## Work instructions
Work out how many lines of the material below contain the string "toggle". Give only the number.

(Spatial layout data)
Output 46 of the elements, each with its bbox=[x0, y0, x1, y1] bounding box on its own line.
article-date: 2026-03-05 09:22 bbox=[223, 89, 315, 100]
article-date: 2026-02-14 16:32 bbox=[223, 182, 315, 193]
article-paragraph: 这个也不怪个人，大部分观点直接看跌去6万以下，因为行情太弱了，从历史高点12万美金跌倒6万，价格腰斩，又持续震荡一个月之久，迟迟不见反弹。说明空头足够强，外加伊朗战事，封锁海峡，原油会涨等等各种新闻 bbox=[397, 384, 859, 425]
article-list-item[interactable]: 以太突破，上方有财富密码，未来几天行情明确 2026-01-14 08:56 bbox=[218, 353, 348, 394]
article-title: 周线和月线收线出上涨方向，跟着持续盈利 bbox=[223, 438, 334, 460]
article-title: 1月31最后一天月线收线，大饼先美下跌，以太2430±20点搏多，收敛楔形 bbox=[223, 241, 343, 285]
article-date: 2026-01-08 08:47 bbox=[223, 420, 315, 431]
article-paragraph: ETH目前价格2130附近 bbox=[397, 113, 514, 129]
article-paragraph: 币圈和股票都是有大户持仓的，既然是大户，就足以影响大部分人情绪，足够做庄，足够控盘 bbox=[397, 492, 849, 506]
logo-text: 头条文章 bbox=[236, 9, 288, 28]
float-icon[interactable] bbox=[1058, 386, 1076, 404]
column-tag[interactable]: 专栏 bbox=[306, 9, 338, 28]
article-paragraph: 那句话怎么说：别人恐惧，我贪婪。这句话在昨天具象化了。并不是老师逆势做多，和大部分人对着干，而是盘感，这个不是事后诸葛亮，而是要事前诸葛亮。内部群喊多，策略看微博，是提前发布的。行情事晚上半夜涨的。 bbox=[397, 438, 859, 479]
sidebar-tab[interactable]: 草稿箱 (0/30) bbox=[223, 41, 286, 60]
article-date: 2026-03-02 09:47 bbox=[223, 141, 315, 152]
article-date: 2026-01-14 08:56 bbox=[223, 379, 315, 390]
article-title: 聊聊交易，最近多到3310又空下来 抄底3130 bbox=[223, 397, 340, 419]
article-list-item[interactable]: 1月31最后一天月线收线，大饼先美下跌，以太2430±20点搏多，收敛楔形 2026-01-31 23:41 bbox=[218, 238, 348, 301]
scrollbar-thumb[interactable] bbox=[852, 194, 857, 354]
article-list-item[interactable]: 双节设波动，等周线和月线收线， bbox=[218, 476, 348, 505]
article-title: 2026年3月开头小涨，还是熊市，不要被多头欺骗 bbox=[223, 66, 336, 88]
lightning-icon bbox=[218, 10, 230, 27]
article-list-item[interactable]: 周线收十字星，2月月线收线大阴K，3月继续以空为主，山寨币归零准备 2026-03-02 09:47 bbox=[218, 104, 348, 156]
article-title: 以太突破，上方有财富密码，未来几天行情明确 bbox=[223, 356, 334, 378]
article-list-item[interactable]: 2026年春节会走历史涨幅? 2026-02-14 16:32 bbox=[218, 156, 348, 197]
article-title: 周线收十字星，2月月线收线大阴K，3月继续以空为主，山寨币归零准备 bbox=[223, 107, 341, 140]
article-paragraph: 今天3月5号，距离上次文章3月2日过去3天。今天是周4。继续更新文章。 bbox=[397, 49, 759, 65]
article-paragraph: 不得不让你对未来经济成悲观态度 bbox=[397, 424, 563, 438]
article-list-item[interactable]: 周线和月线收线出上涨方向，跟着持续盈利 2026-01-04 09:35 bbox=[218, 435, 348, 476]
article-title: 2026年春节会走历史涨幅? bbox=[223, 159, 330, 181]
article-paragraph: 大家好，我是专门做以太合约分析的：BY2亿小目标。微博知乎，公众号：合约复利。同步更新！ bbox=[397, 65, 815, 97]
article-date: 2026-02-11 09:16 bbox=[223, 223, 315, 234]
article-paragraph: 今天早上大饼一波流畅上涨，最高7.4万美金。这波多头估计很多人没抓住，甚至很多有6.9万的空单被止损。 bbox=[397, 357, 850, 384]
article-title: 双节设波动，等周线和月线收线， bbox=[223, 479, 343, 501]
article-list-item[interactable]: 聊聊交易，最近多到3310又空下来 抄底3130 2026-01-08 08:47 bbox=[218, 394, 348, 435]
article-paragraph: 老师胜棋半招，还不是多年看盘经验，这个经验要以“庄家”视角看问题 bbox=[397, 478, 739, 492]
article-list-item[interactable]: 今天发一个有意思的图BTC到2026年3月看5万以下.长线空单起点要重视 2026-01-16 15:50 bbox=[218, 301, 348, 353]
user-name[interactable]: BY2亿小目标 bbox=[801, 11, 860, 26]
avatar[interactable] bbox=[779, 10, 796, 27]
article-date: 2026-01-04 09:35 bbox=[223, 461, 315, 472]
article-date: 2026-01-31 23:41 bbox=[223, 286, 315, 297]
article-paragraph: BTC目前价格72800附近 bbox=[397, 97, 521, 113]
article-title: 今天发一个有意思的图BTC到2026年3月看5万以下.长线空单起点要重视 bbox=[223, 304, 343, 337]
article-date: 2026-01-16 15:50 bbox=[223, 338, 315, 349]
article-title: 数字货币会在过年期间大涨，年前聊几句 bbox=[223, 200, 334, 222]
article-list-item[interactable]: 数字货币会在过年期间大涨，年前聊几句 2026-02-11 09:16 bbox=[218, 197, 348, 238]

---

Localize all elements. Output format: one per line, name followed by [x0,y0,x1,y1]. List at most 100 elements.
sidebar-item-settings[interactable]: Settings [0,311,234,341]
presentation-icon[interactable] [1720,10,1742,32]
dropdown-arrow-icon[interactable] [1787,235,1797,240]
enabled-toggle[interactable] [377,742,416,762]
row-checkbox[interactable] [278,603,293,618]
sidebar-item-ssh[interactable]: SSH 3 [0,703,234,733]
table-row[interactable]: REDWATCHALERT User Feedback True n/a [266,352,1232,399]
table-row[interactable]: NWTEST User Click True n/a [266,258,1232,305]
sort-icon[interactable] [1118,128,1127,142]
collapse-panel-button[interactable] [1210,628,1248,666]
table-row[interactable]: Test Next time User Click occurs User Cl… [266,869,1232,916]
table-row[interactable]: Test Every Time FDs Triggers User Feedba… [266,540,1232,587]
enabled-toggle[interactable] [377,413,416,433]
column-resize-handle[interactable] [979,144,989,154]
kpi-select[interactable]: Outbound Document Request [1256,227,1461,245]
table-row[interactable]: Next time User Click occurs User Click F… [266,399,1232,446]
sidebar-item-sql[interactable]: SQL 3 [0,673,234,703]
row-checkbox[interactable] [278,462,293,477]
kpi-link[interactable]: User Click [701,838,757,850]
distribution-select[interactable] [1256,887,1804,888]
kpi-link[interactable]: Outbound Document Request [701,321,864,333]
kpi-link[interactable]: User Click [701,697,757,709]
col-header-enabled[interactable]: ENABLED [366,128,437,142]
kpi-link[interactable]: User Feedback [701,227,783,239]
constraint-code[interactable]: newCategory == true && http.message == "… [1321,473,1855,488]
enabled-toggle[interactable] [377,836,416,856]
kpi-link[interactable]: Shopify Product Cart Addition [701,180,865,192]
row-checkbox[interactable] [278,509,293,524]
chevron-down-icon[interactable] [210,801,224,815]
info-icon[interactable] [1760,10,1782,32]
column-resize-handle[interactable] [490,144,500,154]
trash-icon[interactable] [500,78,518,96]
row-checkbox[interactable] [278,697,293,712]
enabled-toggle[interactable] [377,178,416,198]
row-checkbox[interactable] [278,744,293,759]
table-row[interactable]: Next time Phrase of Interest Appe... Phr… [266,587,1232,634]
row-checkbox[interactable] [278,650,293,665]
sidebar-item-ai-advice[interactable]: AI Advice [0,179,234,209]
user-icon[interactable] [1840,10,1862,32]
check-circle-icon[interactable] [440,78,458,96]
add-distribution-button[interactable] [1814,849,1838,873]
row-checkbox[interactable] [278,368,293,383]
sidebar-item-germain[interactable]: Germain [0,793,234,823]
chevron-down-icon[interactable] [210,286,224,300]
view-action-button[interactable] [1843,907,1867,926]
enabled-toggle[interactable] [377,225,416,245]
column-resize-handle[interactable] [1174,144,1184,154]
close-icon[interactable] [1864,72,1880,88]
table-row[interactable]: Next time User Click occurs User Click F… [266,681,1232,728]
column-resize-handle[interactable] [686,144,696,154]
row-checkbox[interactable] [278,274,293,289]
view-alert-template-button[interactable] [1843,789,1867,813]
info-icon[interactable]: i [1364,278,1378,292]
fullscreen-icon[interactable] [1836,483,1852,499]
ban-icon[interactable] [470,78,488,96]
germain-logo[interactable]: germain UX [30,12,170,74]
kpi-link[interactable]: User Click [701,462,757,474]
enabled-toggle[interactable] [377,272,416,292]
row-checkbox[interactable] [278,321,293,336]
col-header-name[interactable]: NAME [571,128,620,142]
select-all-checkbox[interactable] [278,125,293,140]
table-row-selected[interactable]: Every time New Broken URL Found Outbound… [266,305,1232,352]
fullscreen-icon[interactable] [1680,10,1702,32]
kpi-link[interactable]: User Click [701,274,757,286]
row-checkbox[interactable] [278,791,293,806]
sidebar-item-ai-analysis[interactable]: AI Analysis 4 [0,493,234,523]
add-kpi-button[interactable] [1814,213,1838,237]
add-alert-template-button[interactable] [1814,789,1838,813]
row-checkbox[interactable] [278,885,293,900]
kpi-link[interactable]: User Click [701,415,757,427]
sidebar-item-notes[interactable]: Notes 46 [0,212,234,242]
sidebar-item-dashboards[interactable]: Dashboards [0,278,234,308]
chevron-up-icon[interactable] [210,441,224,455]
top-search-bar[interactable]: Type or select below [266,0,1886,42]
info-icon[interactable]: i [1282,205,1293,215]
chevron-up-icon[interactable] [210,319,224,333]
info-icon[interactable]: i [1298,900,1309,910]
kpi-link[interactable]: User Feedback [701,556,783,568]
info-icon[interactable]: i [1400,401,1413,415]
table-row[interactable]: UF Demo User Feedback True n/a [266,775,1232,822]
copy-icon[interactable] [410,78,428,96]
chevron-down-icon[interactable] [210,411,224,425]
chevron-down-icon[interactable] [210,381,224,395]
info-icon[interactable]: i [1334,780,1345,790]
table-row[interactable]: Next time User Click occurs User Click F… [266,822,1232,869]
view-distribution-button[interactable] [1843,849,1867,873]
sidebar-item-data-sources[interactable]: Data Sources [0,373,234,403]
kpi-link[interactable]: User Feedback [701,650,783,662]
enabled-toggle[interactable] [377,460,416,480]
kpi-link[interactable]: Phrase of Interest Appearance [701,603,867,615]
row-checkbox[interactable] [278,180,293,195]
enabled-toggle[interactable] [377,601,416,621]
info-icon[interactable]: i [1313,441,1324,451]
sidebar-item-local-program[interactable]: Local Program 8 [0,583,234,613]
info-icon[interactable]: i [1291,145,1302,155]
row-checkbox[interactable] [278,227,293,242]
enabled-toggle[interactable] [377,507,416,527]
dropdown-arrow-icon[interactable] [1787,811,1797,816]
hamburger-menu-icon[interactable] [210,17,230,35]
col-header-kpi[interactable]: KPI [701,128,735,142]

## Full answer
9